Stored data
──────────────────────────────

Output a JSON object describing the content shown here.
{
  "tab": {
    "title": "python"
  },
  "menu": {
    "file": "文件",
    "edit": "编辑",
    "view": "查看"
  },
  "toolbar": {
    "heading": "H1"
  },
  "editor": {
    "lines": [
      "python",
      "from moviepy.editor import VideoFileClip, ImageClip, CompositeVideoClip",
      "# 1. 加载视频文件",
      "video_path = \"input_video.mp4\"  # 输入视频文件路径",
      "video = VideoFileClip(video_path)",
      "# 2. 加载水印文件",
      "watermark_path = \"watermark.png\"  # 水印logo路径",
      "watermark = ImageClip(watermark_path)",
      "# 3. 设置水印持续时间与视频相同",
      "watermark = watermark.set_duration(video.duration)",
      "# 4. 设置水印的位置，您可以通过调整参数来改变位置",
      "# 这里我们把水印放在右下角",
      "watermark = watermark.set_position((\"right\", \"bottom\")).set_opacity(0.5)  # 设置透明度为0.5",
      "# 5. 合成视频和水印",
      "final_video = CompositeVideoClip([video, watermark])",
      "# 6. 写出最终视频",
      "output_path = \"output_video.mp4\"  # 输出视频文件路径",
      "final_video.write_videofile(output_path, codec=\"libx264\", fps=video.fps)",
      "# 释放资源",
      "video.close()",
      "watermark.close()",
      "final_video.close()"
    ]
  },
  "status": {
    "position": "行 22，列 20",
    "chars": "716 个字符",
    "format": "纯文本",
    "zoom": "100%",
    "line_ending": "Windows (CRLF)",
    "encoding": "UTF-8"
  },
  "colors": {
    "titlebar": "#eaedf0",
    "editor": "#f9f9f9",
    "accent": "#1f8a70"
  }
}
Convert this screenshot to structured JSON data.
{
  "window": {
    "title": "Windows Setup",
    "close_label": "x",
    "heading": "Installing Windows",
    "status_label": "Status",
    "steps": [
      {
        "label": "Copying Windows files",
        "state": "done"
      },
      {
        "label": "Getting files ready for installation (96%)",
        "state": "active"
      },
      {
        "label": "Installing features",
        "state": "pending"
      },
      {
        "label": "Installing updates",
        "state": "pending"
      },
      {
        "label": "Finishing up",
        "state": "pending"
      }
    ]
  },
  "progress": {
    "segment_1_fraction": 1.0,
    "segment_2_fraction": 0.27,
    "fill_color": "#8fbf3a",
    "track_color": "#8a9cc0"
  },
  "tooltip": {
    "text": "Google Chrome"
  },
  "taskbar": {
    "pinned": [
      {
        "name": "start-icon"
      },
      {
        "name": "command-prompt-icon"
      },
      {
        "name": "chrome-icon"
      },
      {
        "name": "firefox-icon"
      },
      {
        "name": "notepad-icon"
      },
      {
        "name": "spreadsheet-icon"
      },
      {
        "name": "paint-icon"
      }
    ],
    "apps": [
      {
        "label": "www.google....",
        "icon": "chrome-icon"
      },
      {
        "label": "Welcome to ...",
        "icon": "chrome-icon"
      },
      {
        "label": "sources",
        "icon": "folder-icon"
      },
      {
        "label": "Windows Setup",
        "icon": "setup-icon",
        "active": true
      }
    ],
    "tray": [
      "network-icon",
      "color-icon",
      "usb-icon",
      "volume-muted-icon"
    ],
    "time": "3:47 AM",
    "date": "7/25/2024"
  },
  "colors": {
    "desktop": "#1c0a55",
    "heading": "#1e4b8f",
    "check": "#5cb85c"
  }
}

──────────────────────────────

Your task: Restate each record exactly as written.

Response to this task:
Output a JSON object describing the content shown here.
{
  "tab": {
    "title": "python"
  },
  "menu": {
    "file": "文件",
    "edit": "编辑",
    "view": "查看"
  },
  "toolbar": {
    "heading": "H1"
  },
  "editor": {
    "lines": [
      "python",
      "from moviepy.editor import VideoFileClip, ImageClip, CompositeVideoClip",
      "# 1. 加载视频文件",
      "video_path = \"input_video.mp4\"  # 输入视频文件路径",
      "video = VideoFileClip(video_path)",
      "# 2. 加载水印文件",
      "watermark_path = \"watermark.png\"  # 水印logo路径",
      "watermark = ImageClip(watermark_path)",
      "# 3. 设置水印持续时间与视频相同",
      "watermark = watermark.set_duration(video.duration)",
      "# 4. 设置水印的位置，您可以通过调整参数来改变位置",
      "# 这里我们把水印放在右下角",
      "watermark = watermark.set_position((\"right\", \"bottom\")).set_opacity(0.5)  # 设置透明度为0.5",
      "# 5. 合成视频和水印",
      "final_video = CompositeVideoClip([video, watermark])",
      "# 6. 写出最终视频",
      "output_path = \"output_video.mp4\"  # 输出视频文件路径",
      "final_video.write_videofile(output_path, codec=\"libx264\", fps=video.fps)",
      "# 释放资源",
      "video.close()",
      "watermark.close()",
      "final_video.close()"
    ]
  },
  "status": {
    "position": "行 22，列 20",
    "chars": "716 个字符",
    "format": "纯文本",
    "zoom": "100%",
    "line_ending": "Windows (CRLF)",
    "encoding": "UTF-8"
  },
  "colors": {
    "titlebar": "#eaedf0",
    "editor": "#f9f9f9",
    "accent": "#1f8a70"
  }
}
Convert this screenshot to structured JSON data.
{
  "window": {
    "title": "Windows Setup",
    "close_label": "x",
    "heading": "Installing Windows",
    "status_label": "Status",
    "steps": [
      {
        "label": "Copying Windows files",
        "state": "done"
      },
      {
        "label": "Getting files ready for installation (96%)",
        "state": "active"
      },
      {
        "label": "Installing features",
        "state": "pending"
      },
      {
        "label": "Installing updates",
        "state": "pending"
      },
      {
        "label": "Finishing up",
        "state": "pending"
      }
    ]
  },
  "progress": {
    "segment_1_fraction": 1.0,
    "segment_2_fraction": 0.27,
    "fill_color": "#8fbf3a",
    "track_color": "#8a9cc0"
  },
  "tooltip": {
    "text": "Google Chrome"
  },
  "taskbar": {
    "pinned": [
      {
        "name": "start-icon"
      },
      {
        "name": "command-prompt-icon"
      },
      {
        "name": "chrome-icon"
      },
      {
        "name": "firefox-icon"
      },
      {
        "name": "notepad-icon"
      },
      {
        "name": "spreadsheet-icon"
      },
      {
        "name": "paint-icon"
      }
    ],
    "apps": [
      {
        "label": "www.google....",
        "icon": "chrome-icon"
      },
      {
        "label": "Welcome to ...",
        "icon": "chrome-icon"
      },
      {
        "label": "sources",
        "icon": "folder-icon"
      },
      {
        "label": "Windows Setup",
        "icon": "setup-icon",
        "active": true
      }
    ],
    "tray": [
      "network-icon",
      "color-icon",
      "usb-icon",
      "volume-muted-icon"
    ],
    "time": "3:47 AM",
    "date": "7/25/2024"
  },
  "colors": {
    "desktop": "#1c0a55",
    "heading": "#1e4b8f",
    "check": "#5cb85c"
  }
}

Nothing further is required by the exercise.